### OBJECTIVE
Reproduce every line of the records below without changing anything.

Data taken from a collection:
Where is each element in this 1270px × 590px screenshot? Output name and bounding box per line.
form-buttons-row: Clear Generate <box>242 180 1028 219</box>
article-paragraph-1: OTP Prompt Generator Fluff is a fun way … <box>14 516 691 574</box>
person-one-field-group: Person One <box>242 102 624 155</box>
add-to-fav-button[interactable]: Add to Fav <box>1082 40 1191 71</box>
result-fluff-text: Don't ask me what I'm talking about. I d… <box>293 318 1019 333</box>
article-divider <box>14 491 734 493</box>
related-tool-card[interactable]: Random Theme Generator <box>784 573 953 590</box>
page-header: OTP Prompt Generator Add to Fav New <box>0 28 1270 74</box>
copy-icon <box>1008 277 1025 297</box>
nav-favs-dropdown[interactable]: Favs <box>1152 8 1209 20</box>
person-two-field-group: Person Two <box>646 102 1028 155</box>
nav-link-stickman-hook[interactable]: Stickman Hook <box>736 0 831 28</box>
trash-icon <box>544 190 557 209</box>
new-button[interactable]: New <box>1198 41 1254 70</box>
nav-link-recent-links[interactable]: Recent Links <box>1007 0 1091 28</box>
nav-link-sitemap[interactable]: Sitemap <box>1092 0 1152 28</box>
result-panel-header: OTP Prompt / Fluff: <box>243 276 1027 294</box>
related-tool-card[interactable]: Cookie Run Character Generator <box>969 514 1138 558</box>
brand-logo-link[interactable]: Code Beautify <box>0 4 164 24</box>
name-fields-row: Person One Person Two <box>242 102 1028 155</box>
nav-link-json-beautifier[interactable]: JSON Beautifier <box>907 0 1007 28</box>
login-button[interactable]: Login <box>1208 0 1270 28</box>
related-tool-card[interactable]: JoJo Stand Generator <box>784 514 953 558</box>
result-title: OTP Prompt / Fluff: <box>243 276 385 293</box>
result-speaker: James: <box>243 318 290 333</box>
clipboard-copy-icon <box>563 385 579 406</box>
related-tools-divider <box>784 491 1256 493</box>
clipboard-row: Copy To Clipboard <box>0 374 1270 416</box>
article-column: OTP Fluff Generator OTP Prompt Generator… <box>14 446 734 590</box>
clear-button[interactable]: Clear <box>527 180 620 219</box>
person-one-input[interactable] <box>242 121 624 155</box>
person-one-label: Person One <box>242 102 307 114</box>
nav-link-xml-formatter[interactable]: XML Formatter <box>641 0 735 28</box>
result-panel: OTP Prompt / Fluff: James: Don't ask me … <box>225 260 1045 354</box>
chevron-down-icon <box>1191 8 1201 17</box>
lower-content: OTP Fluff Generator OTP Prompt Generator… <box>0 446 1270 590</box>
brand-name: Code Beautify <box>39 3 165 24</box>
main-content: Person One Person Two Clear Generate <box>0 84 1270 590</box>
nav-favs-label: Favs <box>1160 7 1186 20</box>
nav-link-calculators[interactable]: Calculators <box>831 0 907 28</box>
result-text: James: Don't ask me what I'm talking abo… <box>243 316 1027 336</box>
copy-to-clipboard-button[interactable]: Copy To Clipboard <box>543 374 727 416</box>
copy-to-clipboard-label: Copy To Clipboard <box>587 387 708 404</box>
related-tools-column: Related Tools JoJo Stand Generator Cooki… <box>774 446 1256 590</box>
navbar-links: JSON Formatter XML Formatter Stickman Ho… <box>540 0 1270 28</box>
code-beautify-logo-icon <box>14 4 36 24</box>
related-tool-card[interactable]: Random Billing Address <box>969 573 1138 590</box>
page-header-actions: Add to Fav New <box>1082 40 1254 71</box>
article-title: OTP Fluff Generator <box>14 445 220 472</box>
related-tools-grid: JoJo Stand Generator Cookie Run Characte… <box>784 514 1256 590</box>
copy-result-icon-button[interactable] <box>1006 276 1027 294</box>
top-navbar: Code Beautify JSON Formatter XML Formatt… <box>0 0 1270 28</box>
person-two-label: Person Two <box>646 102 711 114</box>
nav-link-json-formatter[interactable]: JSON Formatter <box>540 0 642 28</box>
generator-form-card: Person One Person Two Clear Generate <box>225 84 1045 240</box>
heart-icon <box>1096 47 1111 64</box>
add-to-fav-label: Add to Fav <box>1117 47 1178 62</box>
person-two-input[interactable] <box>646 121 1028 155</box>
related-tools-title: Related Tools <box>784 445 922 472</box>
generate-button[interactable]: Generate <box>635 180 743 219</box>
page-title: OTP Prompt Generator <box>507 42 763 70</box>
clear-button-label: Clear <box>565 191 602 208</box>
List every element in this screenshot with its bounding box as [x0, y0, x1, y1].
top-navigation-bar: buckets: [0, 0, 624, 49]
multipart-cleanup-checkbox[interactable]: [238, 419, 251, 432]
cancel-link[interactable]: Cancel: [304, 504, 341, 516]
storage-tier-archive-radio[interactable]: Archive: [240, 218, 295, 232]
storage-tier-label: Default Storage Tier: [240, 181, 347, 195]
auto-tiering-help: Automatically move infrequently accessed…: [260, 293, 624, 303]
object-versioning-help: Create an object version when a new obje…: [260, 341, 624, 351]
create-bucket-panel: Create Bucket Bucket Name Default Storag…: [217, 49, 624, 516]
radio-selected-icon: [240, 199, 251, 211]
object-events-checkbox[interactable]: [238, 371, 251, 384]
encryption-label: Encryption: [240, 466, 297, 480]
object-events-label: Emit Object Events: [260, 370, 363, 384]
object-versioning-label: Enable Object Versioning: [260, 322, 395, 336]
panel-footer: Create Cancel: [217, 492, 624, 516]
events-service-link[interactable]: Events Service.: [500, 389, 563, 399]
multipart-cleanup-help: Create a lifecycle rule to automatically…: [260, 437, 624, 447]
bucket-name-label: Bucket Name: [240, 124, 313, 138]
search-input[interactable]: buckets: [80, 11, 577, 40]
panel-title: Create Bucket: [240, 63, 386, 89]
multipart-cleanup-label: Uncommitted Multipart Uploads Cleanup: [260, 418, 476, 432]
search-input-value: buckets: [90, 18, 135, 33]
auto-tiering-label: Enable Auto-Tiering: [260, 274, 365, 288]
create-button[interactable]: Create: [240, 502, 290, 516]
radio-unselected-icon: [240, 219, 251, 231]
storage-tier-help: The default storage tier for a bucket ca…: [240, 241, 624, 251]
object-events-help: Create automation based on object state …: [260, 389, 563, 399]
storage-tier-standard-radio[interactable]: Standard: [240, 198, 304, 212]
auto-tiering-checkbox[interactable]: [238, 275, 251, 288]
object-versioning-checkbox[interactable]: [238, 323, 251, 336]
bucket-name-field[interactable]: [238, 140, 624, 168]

### ANSWER FOR THIS EXERCISE
Where is each element in this 1270px × 590px screenshot? Output name and bounding box per line.
form-buttons-row: Clear Generate <box>242 180 1028 219</box>
article-paragraph-1: OTP Prompt Generator Fluff is a fun way … <box>14 516 691 574</box>
person-one-field-group: Person One <box>242 102 624 155</box>
add-to-fav-button[interactable]: Add to Fav <box>1082 40 1191 71</box>
result-fluff-text: Don't ask me what I'm talking about. I d… <box>293 318 1019 333</box>
article-divider <box>14 491 734 493</box>
related-tool-card[interactable]: Random Theme Generator <box>784 573 953 590</box>
page-header: OTP Prompt Generator Add to Fav New <box>0 28 1270 74</box>
copy-icon <box>1008 277 1025 297</box>
nav-favs-dropdown[interactable]: Favs <box>1152 8 1209 20</box>
person-two-field-group: Person Two <box>646 102 1028 155</box>
nav-link-stickman-hook[interactable]: Stickman Hook <box>736 0 831 28</box>
trash-icon <box>544 190 557 209</box>
new-button[interactable]: New <box>1198 41 1254 70</box>
nav-link-recent-links[interactable]: Recent Links <box>1007 0 1091 28</box>
nav-link-sitemap[interactable]: Sitemap <box>1092 0 1152 28</box>
result-panel-header: OTP Prompt / Fluff: <box>243 276 1027 294</box>
related-tool-card[interactable]: Cookie Run Character Generator <box>969 514 1138 558</box>
brand-logo-link[interactable]: Code Beautify <box>0 4 164 24</box>
name-fields-row: Person One Person Two <box>242 102 1028 155</box>
nav-link-json-beautifier[interactable]: JSON Beautifier <box>907 0 1007 28</box>
login-button[interactable]: Login <box>1208 0 1270 28</box>
related-tool-card[interactable]: JoJo Stand Generator <box>784 514 953 558</box>
result-title: OTP Prompt / Fluff: <box>243 276 385 293</box>
result-speaker: James: <box>243 318 290 333</box>
clipboard-copy-icon <box>563 385 579 406</box>
related-tools-divider <box>784 491 1256 493</box>
clipboard-row: Copy To Clipboard <box>0 374 1270 416</box>
article-column: OTP Fluff Generator OTP Prompt Generator… <box>14 446 734 590</box>
clear-button[interactable]: Clear <box>527 180 620 219</box>
person-one-input[interactable] <box>242 121 624 155</box>
person-one-label: Person One <box>242 102 307 114</box>
nav-link-xml-formatter[interactable]: XML Formatter <box>641 0 735 28</box>
result-panel: OTP Prompt / Fluff: James: Don't ask me … <box>225 260 1045 354</box>
chevron-down-icon <box>1191 8 1201 17</box>
lower-content: OTP Fluff Generator OTP Prompt Generator… <box>0 446 1270 590</box>
brand-name: Code Beautify <box>39 3 165 24</box>
main-content: Person One Person Two Clear Generate <box>0 84 1270 590</box>
nav-favs-label: Favs <box>1160 7 1186 20</box>
nav-link-calculators[interactable]: Calculators <box>831 0 907 28</box>
result-text: James: Don't ask me what I'm talking abo… <box>243 316 1027 336</box>
copy-to-clipboard-button[interactable]: Copy To Clipboard <box>543 374 727 416</box>
copy-to-clipboard-label: Copy To Clipboard <box>587 387 708 404</box>
related-tools-column: Related Tools JoJo Stand Generator Cooki… <box>774 446 1256 590</box>
navbar-links: JSON Formatter XML Formatter Stickman Ho… <box>540 0 1270 28</box>
code-beautify-logo-icon <box>14 4 36 24</box>
related-tool-card[interactable]: Random Billing Address <box>969 573 1138 590</box>
page-header-actions: Add to Fav New <box>1082 40 1254 71</box>
article-title: OTP Fluff Generator <box>14 445 220 472</box>
related-tools-grid: JoJo Stand Generator Cookie Run Characte… <box>784 514 1256 590</box>
copy-result-icon-button[interactable] <box>1006 276 1027 294</box>
top-navbar: Code Beautify JSON Formatter XML Formatt… <box>0 0 1270 28</box>
person-two-label: Person Two <box>646 102 711 114</box>
nav-link-json-formatter[interactable]: JSON Formatter <box>540 0 642 28</box>
generator-form-card: Person One Person Two Clear Generate <box>225 84 1045 240</box>
heart-icon <box>1096 47 1111 64</box>
add-to-fav-label: Add to Fav <box>1117 47 1178 62</box>
person-two-input[interactable] <box>646 121 1028 155</box>
related-tools-title: Related Tools <box>784 445 922 472</box>
generate-button[interactable]: Generate <box>635 180 743 219</box>
page-title: OTP Prompt Generator <box>507 42 763 70</box>
clear-button-label: Clear <box>565 191 602 208</box>
List every element in this screenshot with its bounding box as [x0, y0, x1, y1].
top-navigation-bar: buckets: [0, 0, 624, 49]
multipart-cleanup-checkbox[interactable]: [238, 419, 251, 432]
cancel-link[interactable]: Cancel: [304, 504, 341, 516]
storage-tier-archive-radio[interactable]: Archive: [240, 218, 295, 232]
storage-tier-label: Default Storage Tier: [240, 181, 347, 195]
auto-tiering-help: Automatically move infrequently accessed…: [260, 293, 624, 303]
object-versioning-help: Create an object version when a new obje…: [260, 341, 624, 351]
create-bucket-panel: Create Bucket Bucket Name Default Storag…: [217, 49, 624, 516]
radio-selected-icon: [240, 199, 251, 211]
object-events-checkbox[interactable]: [238, 371, 251, 384]
encryption-label: Encryption: [240, 466, 297, 480]
object-events-label: Emit Object Events: [260, 370, 363, 384]
object-versioning-label: Enable Object Versioning: [260, 322, 395, 336]
panel-footer: Create Cancel: [217, 492, 624, 516]
events-service-link[interactable]: Events Service.: [500, 389, 563, 399]
multipart-cleanup-help: Create a lifecycle rule to automatically…: [260, 437, 624, 447]
bucket-name-label: Bucket Name: [240, 124, 313, 138]
search-input[interactable]: buckets: [80, 11, 577, 40]
panel-title: Create Bucket: [240, 63, 386, 89]
multipart-cleanup-label: Uncommitted Multipart Uploads Cleanup: [260, 418, 476, 432]
search-input-value: buckets: [90, 18, 135, 33]
auto-tiering-label: Enable Auto-Tiering: [260, 274, 365, 288]
create-button[interactable]: Create: [240, 502, 290, 516]
radio-unselected-icon: [240, 219, 251, 231]
storage-tier-help: The default storage tier for a bucket ca…: [240, 241, 624, 251]
object-events-help: Create automation based on object state …: [260, 389, 563, 399]
storage-tier-standard-radio[interactable]: Standard: [240, 198, 304, 212]
auto-tiering-checkbox[interactable]: [238, 275, 251, 288]
object-versioning-checkbox[interactable]: [238, 323, 251, 336]
bucket-name-field[interactable]: [238, 140, 624, 168]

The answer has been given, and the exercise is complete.